┌─ Listed entries

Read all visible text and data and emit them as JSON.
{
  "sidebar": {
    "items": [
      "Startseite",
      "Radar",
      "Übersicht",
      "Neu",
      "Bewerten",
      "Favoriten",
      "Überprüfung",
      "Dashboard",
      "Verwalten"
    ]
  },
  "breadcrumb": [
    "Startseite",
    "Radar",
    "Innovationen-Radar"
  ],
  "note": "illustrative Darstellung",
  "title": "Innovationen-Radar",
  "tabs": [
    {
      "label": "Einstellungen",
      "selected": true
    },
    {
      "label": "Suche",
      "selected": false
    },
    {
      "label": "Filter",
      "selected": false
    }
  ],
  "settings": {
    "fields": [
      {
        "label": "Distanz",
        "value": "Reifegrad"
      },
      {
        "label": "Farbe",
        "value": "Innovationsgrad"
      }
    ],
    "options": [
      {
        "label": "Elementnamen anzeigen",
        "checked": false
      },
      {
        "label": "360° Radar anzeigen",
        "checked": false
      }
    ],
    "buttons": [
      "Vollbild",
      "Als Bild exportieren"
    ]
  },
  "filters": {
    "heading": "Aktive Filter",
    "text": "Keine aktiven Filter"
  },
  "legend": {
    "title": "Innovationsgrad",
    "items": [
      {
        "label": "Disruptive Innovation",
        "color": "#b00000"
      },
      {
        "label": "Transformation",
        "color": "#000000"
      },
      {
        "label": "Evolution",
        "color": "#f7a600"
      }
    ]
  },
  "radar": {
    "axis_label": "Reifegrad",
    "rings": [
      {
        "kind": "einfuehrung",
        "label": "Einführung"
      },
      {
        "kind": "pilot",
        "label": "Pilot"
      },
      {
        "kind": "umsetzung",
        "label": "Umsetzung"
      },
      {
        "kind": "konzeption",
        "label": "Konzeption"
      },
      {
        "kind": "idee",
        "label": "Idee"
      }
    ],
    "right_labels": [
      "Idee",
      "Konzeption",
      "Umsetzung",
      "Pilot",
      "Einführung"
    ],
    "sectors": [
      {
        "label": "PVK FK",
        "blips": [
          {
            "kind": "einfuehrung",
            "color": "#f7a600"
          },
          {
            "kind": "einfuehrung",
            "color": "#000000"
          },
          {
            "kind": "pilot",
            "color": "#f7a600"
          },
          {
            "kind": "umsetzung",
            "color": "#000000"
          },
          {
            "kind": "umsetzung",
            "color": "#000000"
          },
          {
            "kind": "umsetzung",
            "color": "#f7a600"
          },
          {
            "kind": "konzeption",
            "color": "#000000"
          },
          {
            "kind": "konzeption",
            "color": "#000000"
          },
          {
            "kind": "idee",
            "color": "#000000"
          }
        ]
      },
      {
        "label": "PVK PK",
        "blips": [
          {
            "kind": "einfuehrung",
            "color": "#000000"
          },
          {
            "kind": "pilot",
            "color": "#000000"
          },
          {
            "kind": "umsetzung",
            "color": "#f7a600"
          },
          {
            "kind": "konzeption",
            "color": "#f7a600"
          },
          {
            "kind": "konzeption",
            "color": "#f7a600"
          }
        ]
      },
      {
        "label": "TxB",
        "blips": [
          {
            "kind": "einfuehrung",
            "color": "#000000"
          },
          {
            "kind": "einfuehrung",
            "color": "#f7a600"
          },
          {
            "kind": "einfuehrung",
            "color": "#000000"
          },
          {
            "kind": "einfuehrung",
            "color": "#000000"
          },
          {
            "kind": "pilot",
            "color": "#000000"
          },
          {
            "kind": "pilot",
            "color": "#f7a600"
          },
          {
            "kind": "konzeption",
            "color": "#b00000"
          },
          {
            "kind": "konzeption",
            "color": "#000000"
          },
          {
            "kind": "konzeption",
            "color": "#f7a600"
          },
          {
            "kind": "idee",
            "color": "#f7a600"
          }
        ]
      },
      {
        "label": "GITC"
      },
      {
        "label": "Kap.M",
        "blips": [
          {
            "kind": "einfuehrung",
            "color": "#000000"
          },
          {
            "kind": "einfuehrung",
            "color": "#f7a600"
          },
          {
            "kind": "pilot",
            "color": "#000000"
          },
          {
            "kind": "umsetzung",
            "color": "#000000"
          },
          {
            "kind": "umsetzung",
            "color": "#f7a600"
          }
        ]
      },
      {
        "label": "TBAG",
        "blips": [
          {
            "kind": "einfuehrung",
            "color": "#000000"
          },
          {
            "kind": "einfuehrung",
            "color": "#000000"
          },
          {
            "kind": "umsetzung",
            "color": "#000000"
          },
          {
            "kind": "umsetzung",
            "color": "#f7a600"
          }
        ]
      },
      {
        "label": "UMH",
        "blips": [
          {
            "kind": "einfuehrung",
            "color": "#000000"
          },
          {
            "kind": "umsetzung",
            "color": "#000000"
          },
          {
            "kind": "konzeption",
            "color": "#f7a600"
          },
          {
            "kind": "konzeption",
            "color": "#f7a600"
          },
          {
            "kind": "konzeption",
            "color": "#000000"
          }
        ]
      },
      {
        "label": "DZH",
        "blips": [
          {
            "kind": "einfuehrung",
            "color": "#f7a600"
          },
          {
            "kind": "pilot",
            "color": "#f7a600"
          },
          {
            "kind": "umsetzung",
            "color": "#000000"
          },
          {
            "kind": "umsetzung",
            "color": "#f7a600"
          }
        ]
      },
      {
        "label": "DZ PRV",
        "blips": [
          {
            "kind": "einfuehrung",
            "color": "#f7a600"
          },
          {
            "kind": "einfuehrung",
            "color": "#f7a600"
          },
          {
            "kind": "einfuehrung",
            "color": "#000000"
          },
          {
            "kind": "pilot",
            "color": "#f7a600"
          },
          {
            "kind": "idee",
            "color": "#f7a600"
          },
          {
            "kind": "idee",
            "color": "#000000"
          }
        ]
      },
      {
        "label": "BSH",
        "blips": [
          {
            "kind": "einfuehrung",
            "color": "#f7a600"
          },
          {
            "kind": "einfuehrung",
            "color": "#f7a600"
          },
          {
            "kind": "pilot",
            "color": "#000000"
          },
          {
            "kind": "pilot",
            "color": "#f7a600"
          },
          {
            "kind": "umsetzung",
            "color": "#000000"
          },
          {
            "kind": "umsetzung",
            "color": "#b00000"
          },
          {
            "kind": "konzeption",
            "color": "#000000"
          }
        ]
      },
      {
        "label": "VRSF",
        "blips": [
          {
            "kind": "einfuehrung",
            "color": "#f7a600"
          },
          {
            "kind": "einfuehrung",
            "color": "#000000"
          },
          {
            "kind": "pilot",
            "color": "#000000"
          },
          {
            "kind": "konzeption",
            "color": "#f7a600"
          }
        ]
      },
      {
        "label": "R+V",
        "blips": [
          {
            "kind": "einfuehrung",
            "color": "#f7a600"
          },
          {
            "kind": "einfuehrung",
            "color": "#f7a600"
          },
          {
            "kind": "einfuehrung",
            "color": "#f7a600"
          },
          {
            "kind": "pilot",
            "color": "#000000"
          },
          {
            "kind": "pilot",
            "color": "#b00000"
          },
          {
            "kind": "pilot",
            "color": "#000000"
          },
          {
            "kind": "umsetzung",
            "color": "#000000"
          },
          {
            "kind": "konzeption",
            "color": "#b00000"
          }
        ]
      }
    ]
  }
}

└─
┌─ Listed entries

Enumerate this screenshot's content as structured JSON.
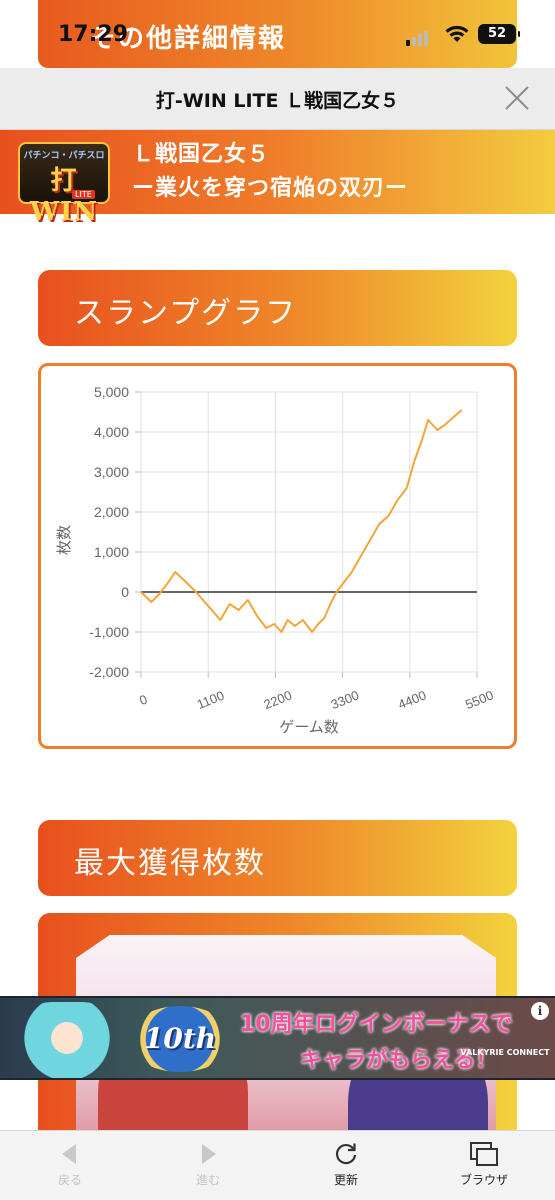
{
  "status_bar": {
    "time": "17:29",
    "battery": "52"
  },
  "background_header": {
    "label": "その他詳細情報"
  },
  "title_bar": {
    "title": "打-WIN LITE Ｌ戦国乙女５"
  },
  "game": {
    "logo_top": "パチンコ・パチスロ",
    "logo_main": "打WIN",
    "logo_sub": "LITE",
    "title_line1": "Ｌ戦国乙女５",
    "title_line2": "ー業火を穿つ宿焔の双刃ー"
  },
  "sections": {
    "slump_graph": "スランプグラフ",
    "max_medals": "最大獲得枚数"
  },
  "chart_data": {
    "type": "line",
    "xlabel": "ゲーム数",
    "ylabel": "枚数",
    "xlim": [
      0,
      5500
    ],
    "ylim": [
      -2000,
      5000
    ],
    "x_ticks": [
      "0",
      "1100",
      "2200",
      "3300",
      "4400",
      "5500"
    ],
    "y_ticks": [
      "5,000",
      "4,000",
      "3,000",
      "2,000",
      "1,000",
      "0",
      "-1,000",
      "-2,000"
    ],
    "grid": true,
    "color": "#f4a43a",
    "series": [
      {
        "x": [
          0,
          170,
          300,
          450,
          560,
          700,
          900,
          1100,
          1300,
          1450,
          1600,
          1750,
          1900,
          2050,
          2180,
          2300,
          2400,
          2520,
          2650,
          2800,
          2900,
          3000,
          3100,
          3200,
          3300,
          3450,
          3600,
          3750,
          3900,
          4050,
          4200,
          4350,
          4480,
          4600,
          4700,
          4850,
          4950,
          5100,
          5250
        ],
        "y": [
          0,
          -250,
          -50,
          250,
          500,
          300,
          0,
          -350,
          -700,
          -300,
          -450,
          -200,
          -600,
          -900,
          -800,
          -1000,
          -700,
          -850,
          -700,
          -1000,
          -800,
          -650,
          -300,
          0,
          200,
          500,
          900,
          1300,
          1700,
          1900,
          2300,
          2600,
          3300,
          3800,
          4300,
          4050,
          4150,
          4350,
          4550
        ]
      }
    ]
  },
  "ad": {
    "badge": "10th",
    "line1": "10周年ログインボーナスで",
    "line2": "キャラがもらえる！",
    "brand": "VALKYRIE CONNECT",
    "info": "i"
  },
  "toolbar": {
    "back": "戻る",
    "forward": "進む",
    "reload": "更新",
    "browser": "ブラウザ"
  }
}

└─

Exercise:
Find the lines containing "text" and pull them out.

The output:
Read all visible text and data and emit them as JSON.
    "text": "Keine aktiven Filter"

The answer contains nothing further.